## Begin
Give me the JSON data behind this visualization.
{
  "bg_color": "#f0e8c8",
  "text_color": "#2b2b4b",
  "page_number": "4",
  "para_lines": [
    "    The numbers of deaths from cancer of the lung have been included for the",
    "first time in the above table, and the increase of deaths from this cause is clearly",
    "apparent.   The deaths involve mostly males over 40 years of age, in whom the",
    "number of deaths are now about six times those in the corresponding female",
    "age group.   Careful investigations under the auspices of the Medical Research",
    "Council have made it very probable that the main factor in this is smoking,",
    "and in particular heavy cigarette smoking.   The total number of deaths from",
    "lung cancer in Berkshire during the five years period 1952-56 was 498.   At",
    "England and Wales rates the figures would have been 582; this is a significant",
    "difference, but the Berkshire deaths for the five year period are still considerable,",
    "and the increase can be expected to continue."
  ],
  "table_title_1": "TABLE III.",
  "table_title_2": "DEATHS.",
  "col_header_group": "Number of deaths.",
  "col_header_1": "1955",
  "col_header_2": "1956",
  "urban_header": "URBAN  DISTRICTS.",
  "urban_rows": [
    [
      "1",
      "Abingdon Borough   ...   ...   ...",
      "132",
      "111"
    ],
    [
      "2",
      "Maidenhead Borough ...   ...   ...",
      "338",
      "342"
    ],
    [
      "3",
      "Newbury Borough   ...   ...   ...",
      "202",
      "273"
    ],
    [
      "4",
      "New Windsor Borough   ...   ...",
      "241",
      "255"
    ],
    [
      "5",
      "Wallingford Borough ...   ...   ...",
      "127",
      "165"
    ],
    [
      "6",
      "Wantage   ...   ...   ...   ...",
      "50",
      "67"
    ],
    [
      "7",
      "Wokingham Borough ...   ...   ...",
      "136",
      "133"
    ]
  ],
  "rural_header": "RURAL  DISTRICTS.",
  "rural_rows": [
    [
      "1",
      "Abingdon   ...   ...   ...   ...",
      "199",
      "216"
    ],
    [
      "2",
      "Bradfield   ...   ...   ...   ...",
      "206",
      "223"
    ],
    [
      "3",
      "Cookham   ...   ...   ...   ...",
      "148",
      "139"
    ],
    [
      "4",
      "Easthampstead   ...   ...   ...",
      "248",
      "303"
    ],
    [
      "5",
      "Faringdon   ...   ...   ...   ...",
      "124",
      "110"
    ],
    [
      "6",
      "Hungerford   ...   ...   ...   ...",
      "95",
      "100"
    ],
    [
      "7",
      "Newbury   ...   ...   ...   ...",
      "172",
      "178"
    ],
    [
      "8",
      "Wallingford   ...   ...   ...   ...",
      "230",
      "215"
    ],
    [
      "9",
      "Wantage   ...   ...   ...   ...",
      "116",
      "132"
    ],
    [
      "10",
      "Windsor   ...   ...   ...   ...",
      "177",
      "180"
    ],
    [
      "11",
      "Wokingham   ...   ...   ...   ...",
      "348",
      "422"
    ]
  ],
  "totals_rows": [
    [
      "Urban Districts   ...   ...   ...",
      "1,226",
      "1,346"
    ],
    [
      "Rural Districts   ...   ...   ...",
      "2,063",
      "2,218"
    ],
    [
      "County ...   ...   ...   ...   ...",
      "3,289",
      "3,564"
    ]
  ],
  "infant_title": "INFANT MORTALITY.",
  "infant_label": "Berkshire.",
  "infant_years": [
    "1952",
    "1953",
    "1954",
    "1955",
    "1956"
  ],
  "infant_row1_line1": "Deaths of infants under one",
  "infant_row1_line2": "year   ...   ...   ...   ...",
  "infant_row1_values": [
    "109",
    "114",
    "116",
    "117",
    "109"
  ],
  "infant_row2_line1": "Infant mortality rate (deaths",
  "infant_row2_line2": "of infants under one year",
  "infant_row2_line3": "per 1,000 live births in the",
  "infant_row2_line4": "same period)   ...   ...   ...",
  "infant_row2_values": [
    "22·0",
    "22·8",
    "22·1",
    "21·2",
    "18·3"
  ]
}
## End
▸ **PROBLEM TO SOLVE**:
Read the entries and select each line where the word "Berkshire" is found.

▸ **ANSWER TO THIS EXERCISE**:
    "lung cancer in Berkshire during the five years period 1952-56 was 498.   At",
    "difference, but the Berkshire deaths for the five year period are still considerable,",
  "infant_label": "Berkshire.",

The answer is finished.